The Wind Turbines Project in the Occupied Syrian Golan Poses and Existential Threat to the Indigenous Syrian Population!

The Wind Turbines Project in the Occupied Syrian Golan Poses and Existential Threat to the Indigenous Syrian Population!


 

16 April 2020

Press release

On 9 September 2019, Israel’s National Infrastructure Committee (NIC) approved wind energy project, which is planned to be built by an Israeli company ‘Energix Renewable Energies’ (Energix) on agricultural lands owned by the Syrian residents of the remaining villages in the occupied Golan, and which mainly produce Apples and Cherries. The project expected to occupy about 4300 Dunam (about 1100 Acre), which is almost a quarter of the agricultural land that Syrians still control in the occupied Syrian Golan (Golan). This project was approved by Israel’s Cabinet on January 12, 2020, and it has consequently become a government decision since the 30th of the same month. The project will be one of the largest wind energy plants in territory under Israel’s control with a total of 32 wind turbines. These turbines, which are permitted to reach a height of 220 meters, are the largest turbines used worldwide on land so far.

Israeli state, as occupying authority approved this project ignoring hundreds of objections submitted by Syrian agriculture cooperatives and individuals, including a comprehensive objection to the project submitted by Al-Marsad – The Arab Human rights Centre in Golan Heights in collaboration with the Association for Civil Rights in Israel (ACRI) and Planners for Planning Rights (BIMKOM). The objections were filed on behalf of 11 Syrian agricultural cooperatives, civil society groups, which represent thousands of native Syrians. However, the Committee rejected all these objections, which demonstrate strong opposition among the vast majority of the Syrian population to this dangerous project.

The Energix’s project, if implemented, will have serious consequences on the health and safety of Syrian communities as a result of dangerous exposure to infrasound and flickering. Thus, Syrian farmers and civilians who spend much of their time in the agricultural fields on which the project will be built, and where hundreds of small houses are spread, will be  vulnerable to these health impacts, and will be forced to abandon their agricultural lands. According to experts on the fields of agriculture, renewable energy, environment and physics, the project will also lead to the destruction of their traditional agriculture economy of Apples and Cherries, while irreparably damaging agriculture.

═══

Request 1
Reproduce word for word everything in the press release on the Golan wind turbine project from "Israeli state, as" down to "this dangerous project.".
Request 2
Write the next part of the press release on the Golan wind turbine project, starting after its last sentence.

═══

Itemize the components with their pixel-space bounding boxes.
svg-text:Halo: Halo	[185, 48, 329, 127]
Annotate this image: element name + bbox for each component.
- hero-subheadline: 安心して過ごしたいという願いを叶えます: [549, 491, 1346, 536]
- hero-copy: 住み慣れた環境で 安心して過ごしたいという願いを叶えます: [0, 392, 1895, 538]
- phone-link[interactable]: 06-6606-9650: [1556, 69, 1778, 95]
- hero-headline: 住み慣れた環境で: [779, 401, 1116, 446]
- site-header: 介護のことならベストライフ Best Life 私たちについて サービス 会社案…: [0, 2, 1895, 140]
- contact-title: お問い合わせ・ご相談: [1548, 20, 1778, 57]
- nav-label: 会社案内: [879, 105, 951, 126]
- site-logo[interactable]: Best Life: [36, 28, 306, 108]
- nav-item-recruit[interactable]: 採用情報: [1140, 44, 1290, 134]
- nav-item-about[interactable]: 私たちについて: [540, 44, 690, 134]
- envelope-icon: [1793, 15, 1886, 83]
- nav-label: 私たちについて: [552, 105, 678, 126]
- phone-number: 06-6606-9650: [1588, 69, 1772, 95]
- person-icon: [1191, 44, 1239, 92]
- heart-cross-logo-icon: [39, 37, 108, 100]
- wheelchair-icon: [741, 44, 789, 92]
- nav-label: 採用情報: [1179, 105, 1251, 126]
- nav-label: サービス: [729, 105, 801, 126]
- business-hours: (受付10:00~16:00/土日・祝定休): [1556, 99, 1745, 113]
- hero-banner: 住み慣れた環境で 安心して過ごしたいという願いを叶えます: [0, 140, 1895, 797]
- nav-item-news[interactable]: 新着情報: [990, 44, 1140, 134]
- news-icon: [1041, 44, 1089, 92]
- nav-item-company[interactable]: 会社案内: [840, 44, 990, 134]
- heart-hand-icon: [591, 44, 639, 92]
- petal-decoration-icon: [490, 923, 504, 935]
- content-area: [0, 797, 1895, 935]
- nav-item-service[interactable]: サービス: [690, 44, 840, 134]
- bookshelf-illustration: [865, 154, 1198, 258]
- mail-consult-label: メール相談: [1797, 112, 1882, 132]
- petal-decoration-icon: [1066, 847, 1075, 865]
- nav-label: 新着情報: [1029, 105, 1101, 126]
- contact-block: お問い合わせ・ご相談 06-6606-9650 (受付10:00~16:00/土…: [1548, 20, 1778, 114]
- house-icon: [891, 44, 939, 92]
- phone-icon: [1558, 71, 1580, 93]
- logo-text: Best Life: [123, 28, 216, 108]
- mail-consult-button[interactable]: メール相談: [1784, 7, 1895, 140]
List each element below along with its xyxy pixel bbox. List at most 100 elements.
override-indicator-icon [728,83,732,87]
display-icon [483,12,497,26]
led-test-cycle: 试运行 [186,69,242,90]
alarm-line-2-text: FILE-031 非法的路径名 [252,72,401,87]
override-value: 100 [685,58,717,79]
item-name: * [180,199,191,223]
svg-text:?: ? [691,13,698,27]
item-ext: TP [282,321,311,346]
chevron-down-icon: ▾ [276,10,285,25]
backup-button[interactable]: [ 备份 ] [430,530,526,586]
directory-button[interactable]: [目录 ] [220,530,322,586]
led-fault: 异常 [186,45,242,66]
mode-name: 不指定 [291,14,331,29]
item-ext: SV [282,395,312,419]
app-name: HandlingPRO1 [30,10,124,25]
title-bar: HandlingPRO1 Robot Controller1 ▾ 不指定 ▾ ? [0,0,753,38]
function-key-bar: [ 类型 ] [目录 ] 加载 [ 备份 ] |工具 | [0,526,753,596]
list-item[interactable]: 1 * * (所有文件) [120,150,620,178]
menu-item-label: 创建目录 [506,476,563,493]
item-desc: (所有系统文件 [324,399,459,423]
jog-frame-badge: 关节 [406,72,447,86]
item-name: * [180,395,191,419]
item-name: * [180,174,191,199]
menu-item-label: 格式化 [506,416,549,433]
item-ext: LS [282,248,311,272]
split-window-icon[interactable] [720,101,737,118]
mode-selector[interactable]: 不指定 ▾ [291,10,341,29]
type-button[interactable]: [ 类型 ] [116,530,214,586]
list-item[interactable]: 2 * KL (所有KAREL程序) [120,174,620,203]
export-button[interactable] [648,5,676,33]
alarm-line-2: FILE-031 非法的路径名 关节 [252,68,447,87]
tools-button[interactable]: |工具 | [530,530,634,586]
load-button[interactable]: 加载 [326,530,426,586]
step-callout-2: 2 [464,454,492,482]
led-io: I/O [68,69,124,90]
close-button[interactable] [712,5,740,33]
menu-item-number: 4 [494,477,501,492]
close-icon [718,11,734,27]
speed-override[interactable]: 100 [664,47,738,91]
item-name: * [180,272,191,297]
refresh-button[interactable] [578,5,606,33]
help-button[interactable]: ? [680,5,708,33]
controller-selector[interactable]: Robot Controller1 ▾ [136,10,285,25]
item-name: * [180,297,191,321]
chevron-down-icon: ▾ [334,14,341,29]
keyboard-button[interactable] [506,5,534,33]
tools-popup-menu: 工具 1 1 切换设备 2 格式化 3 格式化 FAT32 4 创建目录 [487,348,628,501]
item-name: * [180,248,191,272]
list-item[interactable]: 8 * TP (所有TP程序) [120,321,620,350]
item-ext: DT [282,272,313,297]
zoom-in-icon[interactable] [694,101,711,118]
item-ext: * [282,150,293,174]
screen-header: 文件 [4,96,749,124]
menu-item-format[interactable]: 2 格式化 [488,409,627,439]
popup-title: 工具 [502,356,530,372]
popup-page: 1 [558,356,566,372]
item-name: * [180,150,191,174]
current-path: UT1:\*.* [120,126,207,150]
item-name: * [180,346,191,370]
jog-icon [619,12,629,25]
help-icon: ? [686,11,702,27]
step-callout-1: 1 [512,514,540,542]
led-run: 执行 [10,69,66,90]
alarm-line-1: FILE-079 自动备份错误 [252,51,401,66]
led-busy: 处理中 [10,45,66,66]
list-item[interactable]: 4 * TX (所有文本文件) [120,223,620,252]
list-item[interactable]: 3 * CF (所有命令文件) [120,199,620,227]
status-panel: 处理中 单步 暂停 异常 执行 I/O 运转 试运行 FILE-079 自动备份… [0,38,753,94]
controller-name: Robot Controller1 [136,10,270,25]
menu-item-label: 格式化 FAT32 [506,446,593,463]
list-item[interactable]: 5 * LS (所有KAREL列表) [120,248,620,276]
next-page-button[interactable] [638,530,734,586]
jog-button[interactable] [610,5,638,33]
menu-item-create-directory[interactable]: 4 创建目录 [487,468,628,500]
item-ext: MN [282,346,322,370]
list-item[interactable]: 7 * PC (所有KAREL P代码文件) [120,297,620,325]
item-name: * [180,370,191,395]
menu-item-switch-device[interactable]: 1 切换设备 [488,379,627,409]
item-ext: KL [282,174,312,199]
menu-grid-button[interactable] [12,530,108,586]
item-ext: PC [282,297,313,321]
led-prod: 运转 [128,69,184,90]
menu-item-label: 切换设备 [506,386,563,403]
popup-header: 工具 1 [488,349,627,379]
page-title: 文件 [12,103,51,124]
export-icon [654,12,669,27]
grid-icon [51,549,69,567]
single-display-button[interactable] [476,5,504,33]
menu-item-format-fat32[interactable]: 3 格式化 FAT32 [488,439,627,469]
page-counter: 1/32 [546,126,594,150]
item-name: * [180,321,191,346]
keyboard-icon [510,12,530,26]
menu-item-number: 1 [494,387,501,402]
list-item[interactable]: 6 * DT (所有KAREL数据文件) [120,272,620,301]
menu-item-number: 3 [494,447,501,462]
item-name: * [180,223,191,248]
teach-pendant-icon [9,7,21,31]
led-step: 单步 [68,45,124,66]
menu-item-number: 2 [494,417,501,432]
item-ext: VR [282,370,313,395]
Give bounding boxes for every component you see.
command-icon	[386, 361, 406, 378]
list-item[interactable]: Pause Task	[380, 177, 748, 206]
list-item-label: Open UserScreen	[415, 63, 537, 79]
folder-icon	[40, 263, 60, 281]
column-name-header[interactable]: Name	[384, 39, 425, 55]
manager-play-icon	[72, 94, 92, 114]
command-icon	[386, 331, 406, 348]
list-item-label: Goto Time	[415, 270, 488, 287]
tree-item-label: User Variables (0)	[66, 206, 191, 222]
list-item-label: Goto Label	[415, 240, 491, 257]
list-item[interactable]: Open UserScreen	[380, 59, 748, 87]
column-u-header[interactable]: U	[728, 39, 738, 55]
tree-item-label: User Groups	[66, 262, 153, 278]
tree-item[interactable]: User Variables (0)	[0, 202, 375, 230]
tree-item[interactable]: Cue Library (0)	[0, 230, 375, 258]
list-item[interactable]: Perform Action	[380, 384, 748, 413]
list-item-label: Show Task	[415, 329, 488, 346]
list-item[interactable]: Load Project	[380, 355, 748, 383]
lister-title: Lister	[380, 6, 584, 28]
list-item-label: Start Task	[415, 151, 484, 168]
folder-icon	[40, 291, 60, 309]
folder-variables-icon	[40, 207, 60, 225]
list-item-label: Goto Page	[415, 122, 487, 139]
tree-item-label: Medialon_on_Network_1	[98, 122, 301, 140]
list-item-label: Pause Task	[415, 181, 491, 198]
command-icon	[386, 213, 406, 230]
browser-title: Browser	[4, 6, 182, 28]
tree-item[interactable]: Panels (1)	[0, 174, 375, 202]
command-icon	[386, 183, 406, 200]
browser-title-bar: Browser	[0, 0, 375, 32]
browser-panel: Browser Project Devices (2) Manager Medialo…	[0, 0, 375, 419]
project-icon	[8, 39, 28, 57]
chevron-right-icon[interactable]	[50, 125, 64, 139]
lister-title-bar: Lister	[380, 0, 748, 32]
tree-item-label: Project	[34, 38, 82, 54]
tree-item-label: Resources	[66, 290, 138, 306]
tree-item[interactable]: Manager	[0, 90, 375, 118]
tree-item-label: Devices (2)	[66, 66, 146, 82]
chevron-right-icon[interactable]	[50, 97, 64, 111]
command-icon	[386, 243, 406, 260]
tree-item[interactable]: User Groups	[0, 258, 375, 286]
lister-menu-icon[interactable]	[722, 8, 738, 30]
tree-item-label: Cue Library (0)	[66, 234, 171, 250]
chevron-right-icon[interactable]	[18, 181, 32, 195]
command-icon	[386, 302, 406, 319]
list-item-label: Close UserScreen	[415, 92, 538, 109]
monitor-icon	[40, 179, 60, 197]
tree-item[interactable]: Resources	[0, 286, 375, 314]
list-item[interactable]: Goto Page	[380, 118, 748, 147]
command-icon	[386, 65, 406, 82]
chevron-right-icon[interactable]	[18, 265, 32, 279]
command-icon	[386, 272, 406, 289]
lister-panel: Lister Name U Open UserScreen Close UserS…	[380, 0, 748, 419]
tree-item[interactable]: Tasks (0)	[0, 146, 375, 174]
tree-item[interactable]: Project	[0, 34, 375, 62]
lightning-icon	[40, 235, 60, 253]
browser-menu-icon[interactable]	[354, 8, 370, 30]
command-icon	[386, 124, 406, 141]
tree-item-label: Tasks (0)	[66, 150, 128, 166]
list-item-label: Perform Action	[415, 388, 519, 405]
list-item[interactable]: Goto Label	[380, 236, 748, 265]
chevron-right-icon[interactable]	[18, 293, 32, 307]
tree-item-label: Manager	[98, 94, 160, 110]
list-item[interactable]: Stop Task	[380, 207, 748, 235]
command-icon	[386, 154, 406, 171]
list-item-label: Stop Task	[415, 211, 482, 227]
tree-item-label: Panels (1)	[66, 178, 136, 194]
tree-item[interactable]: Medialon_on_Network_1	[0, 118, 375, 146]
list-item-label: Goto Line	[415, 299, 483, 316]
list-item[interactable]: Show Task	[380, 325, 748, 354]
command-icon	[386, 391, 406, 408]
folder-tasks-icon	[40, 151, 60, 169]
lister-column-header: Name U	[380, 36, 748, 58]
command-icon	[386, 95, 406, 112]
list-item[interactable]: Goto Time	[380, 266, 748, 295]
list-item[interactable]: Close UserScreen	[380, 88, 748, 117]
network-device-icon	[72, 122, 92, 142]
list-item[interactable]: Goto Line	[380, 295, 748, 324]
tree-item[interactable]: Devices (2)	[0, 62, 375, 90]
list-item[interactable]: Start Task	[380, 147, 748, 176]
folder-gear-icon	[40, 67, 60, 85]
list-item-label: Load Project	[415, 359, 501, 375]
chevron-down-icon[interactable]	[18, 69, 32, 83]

═══

Answer 1
Israeli state, as occupying authority approved this project ignoring hundreds of objections submitted by Syrian agriculture cooperatives and individuals, including a comprehensive objection to the project submitted by Al-Marsad – The Arab Human rights Centre in Golan Heights in collaboration with the Association for Civil Rights in Israel (ACRI) and Planners for Planning Rights (BIMKOM). The objections were filed on behalf of 11 Syrian agricultural cooperatives, civil society groups, which represent thousands of native Syrians. However, the Committee rejected all these objections, which demonstrate strong opposition among the vast majority of the Syrian population to this dangerous project.

Answer 2
Furthermore, the project will heavily restrict the expansion of three of five remaining Syrian villages in the Golan after 1967 (Majdal Shams, Buq’ata and Masada). This will exacerbate the suffocating housing crisis in the Syrian villages, distort the natural landscape, and also threatens wildlife in the region. Additionally, the project’s location has shifted numerous times, including being moved away from Israeli settlements and closer to Syrian villages and inside their farmlands. The merits of the project indicate that it involves discrimination against the Syrian the indigenous Syrian communities of the occupied Golan.

This massive project coincides with the ongoing armed conflict in Syria, while the Israeli government has been since 2011 taking advantage of the tragic conflict to cement its illegal occupation and claim sovereignty over the Golan. Consequently, President Trump signed on 25 March 2019, an executive order recognising Israel’s claim to sovereignty over the occupied Syrian Golan, which was followed by unprecedented accelerating settlement expansion in the area.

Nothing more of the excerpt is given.